-- WRITTEN INSTRUCTION --
With the pictures left out, copy the listing below exactly.

-- PROVIDED RECORDS --
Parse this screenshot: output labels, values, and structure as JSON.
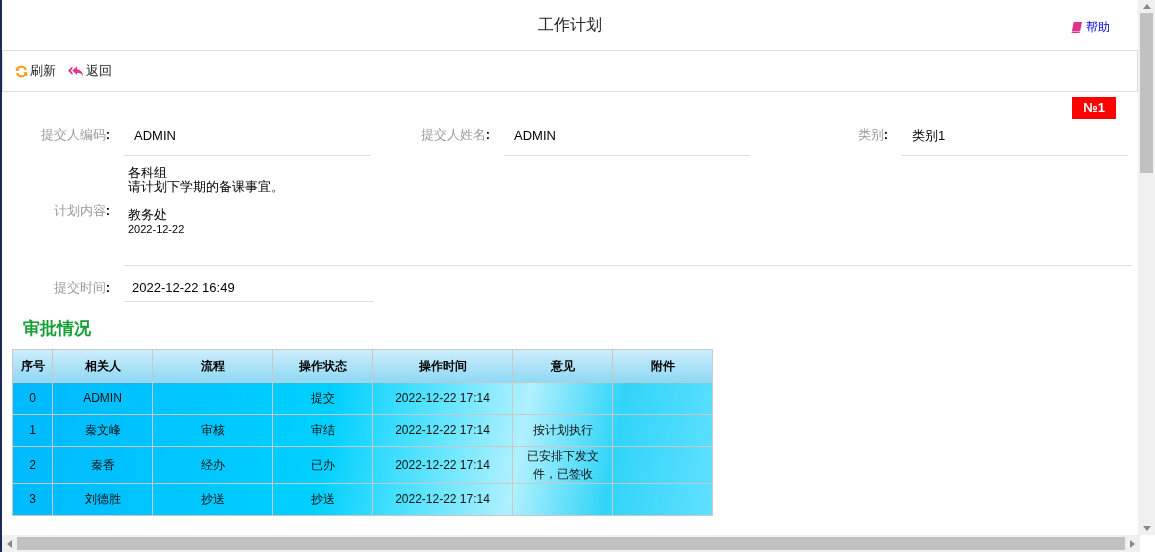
{
  "page": {
    "title": "工作计划",
    "help": "帮助"
  },
  "toolbar": [
    {
      "label": "刷新",
      "kind": "refresh"
    },
    {
      "label": "返回",
      "kind": "back"
    }
  ],
  "badge": "№1",
  "form": {
    "fields": [
      {
        "label": "提交人编码**:**",
        "value": "ADMIN"
      },
      {
        "label": "提交人姓名**:**",
        "value": "ADMIN"
      },
      {
        "label": "类别**:**",
        "value": "类别1"
      }
    ],
    "content": {
      "label": "计划内容**:**",
      "lines": [
        "各科组",
        "请计划下学期的备课事宜。"
      ],
      "signature": "教务处",
      "date": "2022-12-22"
    },
    "submit_time": {
      "label": "提交时间**:**",
      "value": "2022-12-22 16:49"
    }
  },
  "approval": {
    "title": "审批情况",
    "columns": [
      "序号",
      "相关人",
      "流程",
      "操作状态",
      "操作时间",
      "意见",
      "附件"
    ],
    "rows": [
      [
        "0",
        "ADMIN",
        "",
        "提交",
        "2022-12-22 17:14",
        "",
        ""
      ],
      [
        "1",
        "秦文峰",
        "审核",
        "审结",
        "2022-12-22 17:14",
        "按计划执行",
        ""
      ],
      [
        "2",
        "秦香",
        "经办",
        "已办",
        "2022-12-22 17:14",
        "已安排下发文件，已签收",
        ""
      ],
      [
        "3",
        "刘德胜",
        "抄送",
        "抄送",
        "2022-12-22 17:14",
        "",
        ""
      ]
    ]
  }
}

-- SOLVED EXERCISE --
Parse this screenshot: output labels, values, and structure as JSON.
{
  "page": {
    "title": "工作计划",
    "help": "帮助"
  },
  "toolbar": [
    {
      "label": "刷新",
      "kind": "refresh"
    },
    {
      "label": "返回",
      "kind": "back"
    }
  ],
  "badge": "№1",
  "form": {
    "fields": [
      {
        "label": "提交人编码**:**",
        "value": "ADMIN"
      },
      {
        "label": "提交人姓名**:**",
        "value": "ADMIN"
      },
      {
        "label": "类别**:**",
        "value": "类别1"
      }
    ],
    "content": {
      "label": "计划内容**:**",
      "lines": [
        "各科组",
        "请计划下学期的备课事宜。"
      ],
      "signature": "教务处",
      "date": "2022-12-22"
    },
    "submit_time": {
      "label": "提交时间**:**",
      "value": "2022-12-22 16:49"
    }
  },
  "approval": {
    "title": "审批情况",
    "columns": [
      "序号",
      "相关人",
      "流程",
      "操作状态",
      "操作时间",
      "意见",
      "附件"
    ],
    "rows": [
      [
        "0",
        "ADMIN",
        "",
        "提交",
        "2022-12-22 17:14",
        "",
        ""
      ],
      [
        "1",
        "秦文峰",
        "审核",
        "审结",
        "2022-12-22 17:14",
        "按计划执行",
        ""
      ],
      [
        "2",
        "秦香",
        "经办",
        "已办",
        "2022-12-22 17:14",
        "已安排下发文件，已签收",
        ""
      ],
      [
        "3",
        "刘德胜",
        "抄送",
        "抄送",
        "2022-12-22 17:14",
        "",
        ""
      ]
    ]
  }
}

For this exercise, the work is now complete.